Please repeat the whole listing below word for word, line by line, and leave the pictures out of your answer.

* [Records for the exercise]:

+++

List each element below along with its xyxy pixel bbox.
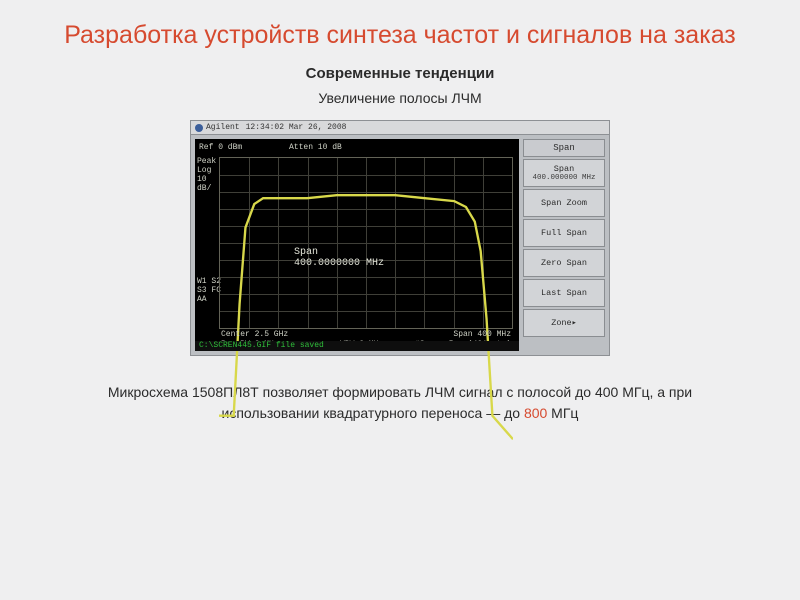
softkey-span-zoom[interactable]: Span Zoom — [523, 189, 605, 217]
center-freq-label: Center 2.5 GHz — [221, 330, 288, 339]
scale-labels: Peak Log 10 dB/ — [197, 157, 216, 193]
page-title: Разработка устройств синтеза частот и си… — [40, 20, 760, 51]
softkey-label: Full Span — [541, 228, 587, 238]
softkey-sublabel: 400.000000 MHz — [532, 174, 595, 183]
subtitle: Современные тенденции — [40, 65, 760, 82]
softkey-full-span[interactable]: Full Span — [523, 219, 605, 247]
softkey-last-span[interactable]: Last Span — [523, 279, 605, 307]
instrument-header: Agilent 12:34:02 Mar 26, 2008 — [191, 121, 609, 135]
instrument-brand: Agilent — [206, 123, 240, 132]
softkey-label: Zone▸ — [551, 318, 577, 328]
softkey-span[interactable]: Span 400.000000 MHz — [523, 159, 605, 187]
instrument-timestamp: 12:34:02 Mar 26, 2008 — [246, 123, 347, 132]
caption-highlight: 800 — [524, 405, 547, 421]
span-readout: Span 400.0000000 MHz — [294, 247, 384, 269]
graticule — [219, 157, 513, 329]
trace-mode-labels: W1 S2 S3 FC AA — [197, 277, 221, 304]
softkey-label: Span — [554, 164, 574, 174]
caption-text-pre: Микросхема 1508ПЛ8Т позволяет формироват… — [108, 384, 692, 421]
softkey-label: Span Zoom — [541, 198, 587, 208]
softkey-title: Span — [523, 139, 605, 157]
atten-label: Atten 10 dB — [289, 143, 342, 152]
spectrum-analyzer-screenshot: Agilent 12:34:02 Mar 26, 2008 Ref 0 dBm … — [190, 120, 610, 356]
sub-subtitle: Увеличение полосы ЛЧМ — [40, 90, 760, 106]
analyzer-screen: Ref 0 dBm Atten 10 dB Peak Log 10 dB/ W1… — [195, 139, 519, 351]
softkey-zero-span[interactable]: Zero Span — [523, 249, 605, 277]
agilent-logo-icon — [195, 124, 203, 132]
span-label: Span 400 MHz — [453, 330, 511, 339]
status-bar: C:\SCREN445.GIF file saved — [195, 341, 519, 351]
ref-level-label: Ref 0 dBm — [199, 143, 242, 152]
slide-caption: Микросхема 1508ПЛ8Т позволяет формироват… — [40, 382, 760, 424]
softkey-label: Last Span — [541, 288, 587, 298]
caption-text-post: МГц — [547, 405, 578, 421]
softkey-panel: Span Span 400.000000 MHz Span Zoom Full … — [523, 135, 609, 355]
softkey-zone[interactable]: Zone▸ — [523, 309, 605, 337]
softkey-label: Zero Span — [541, 258, 587, 268]
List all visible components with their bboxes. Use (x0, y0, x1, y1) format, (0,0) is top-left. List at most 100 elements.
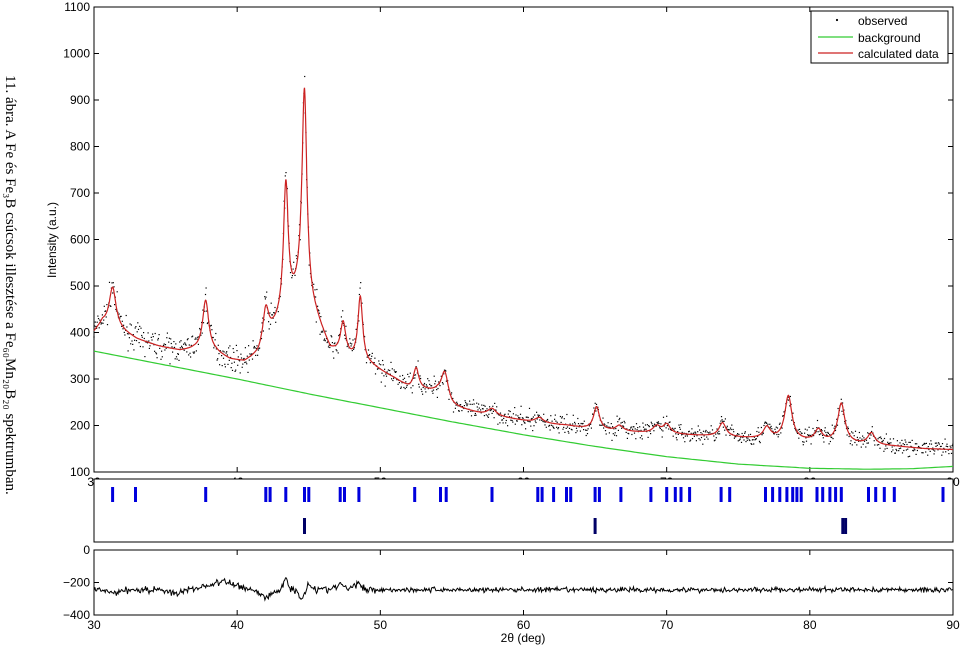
observed-point (177, 353, 179, 355)
observed-point (188, 344, 190, 346)
observed-point (932, 447, 934, 449)
observed-point (599, 424, 601, 426)
observed-point (947, 449, 949, 451)
observed-point (765, 421, 767, 424)
observed-point (805, 437, 807, 439)
observed-point (561, 416, 563, 418)
observed-point (315, 296, 317, 298)
observed-point (171, 346, 173, 348)
observed-point (141, 336, 143, 338)
observed-point (272, 317, 274, 319)
observed-point (828, 443, 830, 445)
observed-point (109, 305, 111, 307)
observed-point (367, 349, 370, 351)
observed-point (661, 429, 663, 431)
observed-point (642, 426, 645, 428)
observed-point (751, 439, 753, 441)
observed-point (641, 438, 643, 440)
observed-point (705, 429, 707, 432)
observed-point (745, 441, 747, 443)
observed-point (727, 428, 729, 431)
observed-point (263, 319, 265, 321)
observed-point (342, 322, 344, 325)
observed-point (197, 343, 199, 345)
observed-point (135, 326, 137, 328)
observed-point (414, 377, 416, 379)
phase1-reflection-tick (679, 487, 683, 502)
observed-point (620, 422, 622, 424)
observed-point (101, 322, 103, 324)
observed-point (870, 434, 872, 436)
observed-point (773, 433, 775, 435)
observed-point (268, 328, 270, 330)
observed-point (613, 428, 615, 430)
figure-caption: 11. ábra. A Fe és Fe₃B csúcsok illesztés… (2, 75, 18, 495)
observed-point (474, 412, 476, 415)
observed-point (115, 310, 118, 312)
observed-point (496, 413, 498, 415)
observed-point (197, 336, 199, 338)
observed-point (342, 310, 344, 312)
observed-point (826, 434, 828, 437)
observed-point (227, 363, 229, 365)
observed-point (609, 426, 611, 428)
observed-point (566, 413, 568, 416)
observed-point (949, 445, 951, 447)
observed-point (720, 420, 722, 422)
observed-point (255, 354, 257, 356)
observed-point (154, 332, 156, 335)
observed-point (437, 387, 439, 390)
observed-point (612, 433, 614, 435)
observed-point (344, 334, 346, 336)
observed-point (601, 424, 603, 426)
phase1-reflection-tick (649, 487, 653, 502)
observed-point (574, 421, 576, 423)
observed-point (717, 433, 719, 435)
observed-point (952, 443, 954, 445)
observed-point (533, 425, 535, 427)
observed-point (896, 450, 898, 452)
observed-point (481, 404, 483, 406)
observed-point (385, 373, 387, 375)
observed-point (215, 332, 217, 335)
observed-point (585, 434, 587, 437)
observed-point (934, 450, 936, 452)
observed-point (130, 343, 132, 345)
observed-point (257, 349, 259, 351)
observed-point (374, 357, 376, 359)
observed-point (713, 440, 715, 442)
observed-point (575, 427, 578, 429)
observed-point (231, 369, 234, 371)
observed-point (552, 426, 554, 428)
observed-point (576, 430, 578, 432)
observed-point (910, 445, 912, 447)
reflections-frame (93, 478, 954, 543)
observed-point (936, 444, 938, 446)
phase1-reflection-tick (791, 487, 795, 502)
observed-point (602, 417, 604, 419)
observed-point (358, 320, 360, 322)
observed-point (173, 346, 176, 348)
observed-point (799, 431, 801, 433)
observed-point (422, 386, 424, 389)
observed-point (902, 443, 904, 445)
observed-point (941, 443, 944, 445)
observed-point (824, 430, 826, 432)
observed-point (452, 397, 454, 400)
y-tick-label: 300 (70, 372, 90, 386)
observed-point (139, 345, 141, 348)
observed-point (733, 431, 735, 433)
observed-point (604, 430, 607, 432)
observed-point (217, 358, 219, 360)
observed-point (883, 437, 886, 440)
observed-point (806, 429, 808, 431)
observed-point (937, 449, 939, 451)
phase1-reflection-tick (490, 487, 494, 502)
observed-point (210, 325, 212, 327)
observed-point (736, 434, 738, 436)
observed-point (763, 424, 765, 427)
observed-point (525, 428, 527, 430)
observed-point (458, 410, 460, 412)
observed-point (239, 372, 241, 374)
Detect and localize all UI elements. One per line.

+++

* [Response to the exercise]:
List each element below along with its xyxy pixel bbox.
softkey-span-zoom[interactable]: Span Zoom — [523, 189, 605, 217]
center-freq-label: Center 2.5 GHz — [221, 330, 288, 339]
scale-labels: Peak Log 10 dB/ — [197, 157, 216, 193]
page-title: Разработка устройств синтеза частот и си… — [40, 20, 760, 51]
softkey-label: Full Span — [541, 228, 587, 238]
softkey-sublabel: 400.000000 MHz — [532, 174, 595, 183]
subtitle: Современные тенденции — [40, 65, 760, 82]
softkey-full-span[interactable]: Full Span — [523, 219, 605, 247]
softkey-last-span[interactable]: Last Span — [523, 279, 605, 307]
instrument-header: Agilent 12:34:02 Mar 26, 2008 — [191, 121, 609, 135]
instrument-brand: Agilent — [206, 123, 240, 132]
softkey-label: Zone▸ — [551, 318, 577, 328]
softkey-span[interactable]: Span 400.000000 MHz — [523, 159, 605, 187]
instrument-timestamp: 12:34:02 Mar 26, 2008 — [246, 123, 347, 132]
caption-highlight: 800 — [524, 405, 547, 421]
span-readout: Span 400.0000000 MHz — [294, 247, 384, 269]
graticule — [219, 157, 513, 329]
trace-mode-labels: W1 S2 S3 FC AA — [197, 277, 221, 304]
softkey-label: Span — [554, 164, 574, 174]
caption-text-pre: Микросхема 1508ПЛ8Т позволяет формироват… — [108, 384, 692, 421]
softkey-label: Span Zoom — [541, 198, 587, 208]
softkey-title: Span — [523, 139, 605, 157]
atten-label: Atten 10 dB — [289, 143, 342, 152]
spectrum-analyzer-screenshot: Agilent 12:34:02 Mar 26, 2008 Ref 0 dBm … — [190, 120, 610, 356]
sub-subtitle: Увеличение полосы ЛЧМ — [40, 90, 760, 106]
analyzer-screen: Ref 0 dBm Atten 10 dB Peak Log 10 dB/ W1… — [195, 139, 519, 351]
softkey-zero-span[interactable]: Zero Span — [523, 249, 605, 277]
agilent-logo-icon — [195, 124, 203, 132]
span-label: Span 400 MHz — [453, 330, 511, 339]
status-bar: C:\SCREN445.GIF file saved — [195, 341, 519, 351]
ref-level-label: Ref 0 dBm — [199, 143, 242, 152]
slide-caption: Микросхема 1508ПЛ8Т позволяет формироват… — [40, 382, 760, 424]
softkey-label: Last Span — [541, 288, 587, 298]
caption-text-post: МГц — [547, 405, 578, 421]
softkey-panel: Span Span 400.000000 MHz Span Zoom Full … — [523, 135, 609, 355]
softkey-zone[interactable]: Zone▸ — [523, 309, 605, 337]
softkey-label: Zero Span — [541, 258, 587, 268]
List all visible components with their bboxes. Use (x0, y0, x1, y1) format, (0,0) is top-left. List at most 100 elements.
observed-point (177, 353, 179, 355)
observed-point (188, 344, 190, 346)
observed-point (932, 447, 934, 449)
observed-point (599, 424, 601, 426)
observed-point (947, 449, 949, 451)
observed-point (765, 421, 767, 424)
observed-point (805, 437, 807, 439)
observed-point (561, 416, 563, 418)
observed-point (315, 296, 317, 298)
observed-point (171, 346, 173, 348)
observed-point (141, 336, 143, 338)
observed-point (272, 317, 274, 319)
observed-point (828, 443, 830, 445)
observed-point (109, 305, 111, 307)
observed-point (367, 349, 370, 351)
observed-point (661, 429, 663, 431)
observed-point (642, 426, 645, 428)
observed-point (751, 439, 753, 441)
observed-point (641, 438, 643, 440)
observed-point (705, 429, 707, 432)
observed-point (745, 441, 747, 443)
observed-point (727, 428, 729, 431)
observed-point (263, 319, 265, 321)
observed-point (342, 322, 344, 325)
observed-point (197, 343, 199, 345)
observed-point (135, 326, 137, 328)
observed-point (414, 377, 416, 379)
phase1-reflection-tick (679, 487, 683, 502)
observed-point (620, 422, 622, 424)
observed-point (101, 322, 103, 324)
observed-point (870, 434, 872, 436)
observed-point (773, 433, 775, 435)
observed-point (268, 328, 270, 330)
observed-point (613, 428, 615, 430)
figure-caption: 11. ábra. A Fe és Fe₃B csúcsok illesztés… (2, 75, 18, 495)
observed-point (474, 412, 476, 415)
observed-point (115, 310, 118, 312)
observed-point (496, 413, 498, 415)
observed-point (197, 336, 199, 338)
observed-point (342, 310, 344, 312)
observed-point (826, 434, 828, 437)
observed-point (227, 363, 229, 365)
observed-point (609, 426, 611, 428)
observed-point (566, 413, 568, 416)
observed-point (949, 445, 951, 447)
observed-point (720, 420, 722, 422)
observed-point (255, 354, 257, 356)
observed-point (154, 332, 156, 335)
observed-point (437, 387, 439, 390)
observed-point (612, 433, 614, 435)
observed-point (344, 334, 346, 336)
observed-point (601, 424, 603, 426)
phase1-reflection-tick (649, 487, 653, 502)
observed-point (574, 421, 576, 423)
observed-point (717, 433, 719, 435)
observed-point (952, 443, 954, 445)
observed-point (533, 425, 535, 427)
observed-point (896, 450, 898, 452)
observed-point (481, 404, 483, 406)
observed-point (385, 373, 387, 375)
observed-point (215, 332, 217, 335)
observed-point (585, 434, 587, 437)
observed-point (934, 450, 936, 452)
observed-point (130, 343, 132, 345)
observed-point (257, 349, 259, 351)
observed-point (374, 357, 376, 359)
observed-point (713, 440, 715, 442)
observed-point (575, 427, 578, 429)
observed-point (231, 369, 234, 371)
observed-point (552, 426, 554, 428)
observed-point (576, 430, 578, 432)
observed-point (910, 445, 912, 447)
reflections-frame (93, 478, 954, 543)
observed-point (936, 444, 938, 446)
phase1-reflection-tick (791, 487, 795, 502)
observed-point (602, 417, 604, 419)
observed-point (358, 320, 360, 322)
observed-point (173, 346, 176, 348)
observed-point (799, 431, 801, 433)
observed-point (422, 386, 424, 389)
observed-point (902, 443, 904, 445)
observed-point (941, 443, 944, 445)
observed-point (824, 430, 826, 432)
observed-point (452, 397, 454, 400)
y-tick-label: 300 (70, 372, 90, 386)
observed-point (139, 345, 141, 348)
observed-point (733, 431, 735, 433)
observed-point (604, 430, 607, 432)
observed-point (217, 358, 219, 360)
observed-point (883, 437, 886, 440)
observed-point (806, 429, 808, 431)
observed-point (937, 449, 939, 451)
phase1-reflection-tick (490, 487, 494, 502)
observed-point (210, 325, 212, 327)
observed-point (736, 434, 738, 436)
observed-point (763, 424, 765, 427)
observed-point (525, 428, 527, 430)
observed-point (458, 410, 460, 412)
observed-point (239, 372, 241, 374)
Detect and localize all UI elements. One per line.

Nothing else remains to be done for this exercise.